**Written instruction:** Look for the word "duration" in each line and report the count of matching lines, with nothing added.

**Stored rows:**
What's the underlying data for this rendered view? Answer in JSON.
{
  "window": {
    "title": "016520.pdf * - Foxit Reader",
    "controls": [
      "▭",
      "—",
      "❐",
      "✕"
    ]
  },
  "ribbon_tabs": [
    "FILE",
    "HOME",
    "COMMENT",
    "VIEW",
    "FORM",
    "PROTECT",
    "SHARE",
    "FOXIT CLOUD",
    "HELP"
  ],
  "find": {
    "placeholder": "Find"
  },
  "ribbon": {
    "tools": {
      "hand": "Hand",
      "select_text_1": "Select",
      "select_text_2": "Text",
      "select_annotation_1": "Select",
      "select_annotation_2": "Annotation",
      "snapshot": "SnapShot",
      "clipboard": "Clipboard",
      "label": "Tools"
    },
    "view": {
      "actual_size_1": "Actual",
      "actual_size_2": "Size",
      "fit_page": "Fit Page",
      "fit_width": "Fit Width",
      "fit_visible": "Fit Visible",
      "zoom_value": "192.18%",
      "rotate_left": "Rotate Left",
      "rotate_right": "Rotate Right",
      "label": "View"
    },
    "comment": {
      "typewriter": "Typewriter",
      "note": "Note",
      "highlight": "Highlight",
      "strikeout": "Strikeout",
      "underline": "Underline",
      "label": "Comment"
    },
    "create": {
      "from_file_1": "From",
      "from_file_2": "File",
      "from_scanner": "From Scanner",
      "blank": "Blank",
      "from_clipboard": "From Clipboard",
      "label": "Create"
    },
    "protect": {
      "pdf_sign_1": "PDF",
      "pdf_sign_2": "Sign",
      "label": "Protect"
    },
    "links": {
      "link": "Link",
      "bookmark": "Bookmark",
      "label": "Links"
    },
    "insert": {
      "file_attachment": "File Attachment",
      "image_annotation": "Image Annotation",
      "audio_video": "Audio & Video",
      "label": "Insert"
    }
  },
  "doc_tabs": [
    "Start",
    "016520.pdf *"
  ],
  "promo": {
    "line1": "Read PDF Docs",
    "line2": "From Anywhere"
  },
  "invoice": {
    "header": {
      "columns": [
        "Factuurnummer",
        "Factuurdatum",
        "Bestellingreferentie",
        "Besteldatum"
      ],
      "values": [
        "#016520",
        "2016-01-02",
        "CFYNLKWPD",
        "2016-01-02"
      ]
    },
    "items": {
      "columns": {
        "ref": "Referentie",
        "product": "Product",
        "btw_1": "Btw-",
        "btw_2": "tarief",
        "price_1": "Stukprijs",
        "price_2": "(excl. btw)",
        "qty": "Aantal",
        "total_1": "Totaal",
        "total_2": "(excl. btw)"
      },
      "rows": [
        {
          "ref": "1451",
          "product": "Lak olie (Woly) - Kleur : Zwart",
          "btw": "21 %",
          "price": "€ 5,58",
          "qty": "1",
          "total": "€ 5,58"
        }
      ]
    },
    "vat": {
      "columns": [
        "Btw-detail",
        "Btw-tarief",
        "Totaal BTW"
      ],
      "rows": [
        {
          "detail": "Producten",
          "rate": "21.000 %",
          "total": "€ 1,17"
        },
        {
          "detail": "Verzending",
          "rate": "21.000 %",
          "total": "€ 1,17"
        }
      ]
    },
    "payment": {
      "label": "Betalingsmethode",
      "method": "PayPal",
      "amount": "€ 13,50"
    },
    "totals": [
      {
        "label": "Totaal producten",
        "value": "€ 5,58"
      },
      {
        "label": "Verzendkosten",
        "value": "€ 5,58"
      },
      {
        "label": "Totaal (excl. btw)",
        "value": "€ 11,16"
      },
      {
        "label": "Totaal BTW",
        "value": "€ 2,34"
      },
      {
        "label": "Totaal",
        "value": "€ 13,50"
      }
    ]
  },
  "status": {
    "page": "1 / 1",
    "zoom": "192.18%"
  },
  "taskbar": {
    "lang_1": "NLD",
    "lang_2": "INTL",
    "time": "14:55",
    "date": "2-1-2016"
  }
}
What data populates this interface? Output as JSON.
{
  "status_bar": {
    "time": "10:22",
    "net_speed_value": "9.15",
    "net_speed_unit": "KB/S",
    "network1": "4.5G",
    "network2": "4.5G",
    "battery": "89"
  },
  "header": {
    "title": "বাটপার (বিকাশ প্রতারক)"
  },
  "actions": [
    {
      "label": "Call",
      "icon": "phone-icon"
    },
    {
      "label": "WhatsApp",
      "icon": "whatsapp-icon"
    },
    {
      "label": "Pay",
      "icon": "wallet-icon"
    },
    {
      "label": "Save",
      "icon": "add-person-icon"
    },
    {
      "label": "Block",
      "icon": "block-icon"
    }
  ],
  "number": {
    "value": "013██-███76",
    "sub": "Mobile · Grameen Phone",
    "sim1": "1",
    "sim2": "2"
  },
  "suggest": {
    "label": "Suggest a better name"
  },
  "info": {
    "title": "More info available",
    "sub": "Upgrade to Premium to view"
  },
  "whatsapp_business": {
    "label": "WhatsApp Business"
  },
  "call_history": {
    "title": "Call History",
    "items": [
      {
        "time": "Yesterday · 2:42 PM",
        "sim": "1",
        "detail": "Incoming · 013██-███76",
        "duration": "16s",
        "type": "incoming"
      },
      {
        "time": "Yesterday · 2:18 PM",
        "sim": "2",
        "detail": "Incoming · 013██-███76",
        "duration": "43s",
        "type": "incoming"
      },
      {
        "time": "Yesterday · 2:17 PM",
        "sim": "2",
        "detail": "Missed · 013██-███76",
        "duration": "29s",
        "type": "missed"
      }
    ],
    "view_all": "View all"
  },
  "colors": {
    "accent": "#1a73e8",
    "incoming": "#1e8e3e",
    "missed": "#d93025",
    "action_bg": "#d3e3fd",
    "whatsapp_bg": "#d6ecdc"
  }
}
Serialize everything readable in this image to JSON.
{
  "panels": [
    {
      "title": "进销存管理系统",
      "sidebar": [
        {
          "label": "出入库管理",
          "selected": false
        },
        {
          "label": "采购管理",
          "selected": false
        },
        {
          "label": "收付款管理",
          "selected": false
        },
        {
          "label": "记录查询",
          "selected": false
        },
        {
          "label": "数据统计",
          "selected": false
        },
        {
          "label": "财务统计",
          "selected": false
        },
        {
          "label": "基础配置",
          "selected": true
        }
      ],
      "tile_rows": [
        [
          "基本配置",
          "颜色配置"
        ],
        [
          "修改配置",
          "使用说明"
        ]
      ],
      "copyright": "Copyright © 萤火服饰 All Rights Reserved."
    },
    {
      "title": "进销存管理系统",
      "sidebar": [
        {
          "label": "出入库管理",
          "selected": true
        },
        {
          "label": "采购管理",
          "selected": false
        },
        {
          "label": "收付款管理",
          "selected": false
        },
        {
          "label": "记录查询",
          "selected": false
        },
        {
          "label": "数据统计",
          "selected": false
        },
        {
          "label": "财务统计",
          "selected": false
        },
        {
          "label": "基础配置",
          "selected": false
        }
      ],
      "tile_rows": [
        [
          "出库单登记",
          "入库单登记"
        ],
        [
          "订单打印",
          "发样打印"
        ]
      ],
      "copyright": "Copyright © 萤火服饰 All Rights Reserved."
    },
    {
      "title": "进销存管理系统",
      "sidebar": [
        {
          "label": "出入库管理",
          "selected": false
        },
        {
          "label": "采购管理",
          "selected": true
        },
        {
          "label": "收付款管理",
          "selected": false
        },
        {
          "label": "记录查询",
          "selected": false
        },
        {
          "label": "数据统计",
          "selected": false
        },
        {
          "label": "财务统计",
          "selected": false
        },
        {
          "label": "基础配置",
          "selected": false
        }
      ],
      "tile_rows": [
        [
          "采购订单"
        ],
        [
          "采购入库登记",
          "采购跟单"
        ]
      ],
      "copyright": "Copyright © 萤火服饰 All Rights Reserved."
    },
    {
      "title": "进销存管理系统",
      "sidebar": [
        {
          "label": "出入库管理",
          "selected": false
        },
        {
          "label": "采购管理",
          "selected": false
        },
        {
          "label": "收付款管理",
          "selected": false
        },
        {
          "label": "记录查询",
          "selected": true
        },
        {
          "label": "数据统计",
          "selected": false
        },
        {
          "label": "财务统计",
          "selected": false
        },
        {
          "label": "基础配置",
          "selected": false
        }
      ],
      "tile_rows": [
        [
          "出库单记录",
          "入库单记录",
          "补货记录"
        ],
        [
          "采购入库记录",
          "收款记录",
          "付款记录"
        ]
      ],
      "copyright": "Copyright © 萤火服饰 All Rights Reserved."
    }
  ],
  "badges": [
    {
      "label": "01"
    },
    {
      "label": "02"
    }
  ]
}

**Response:** 3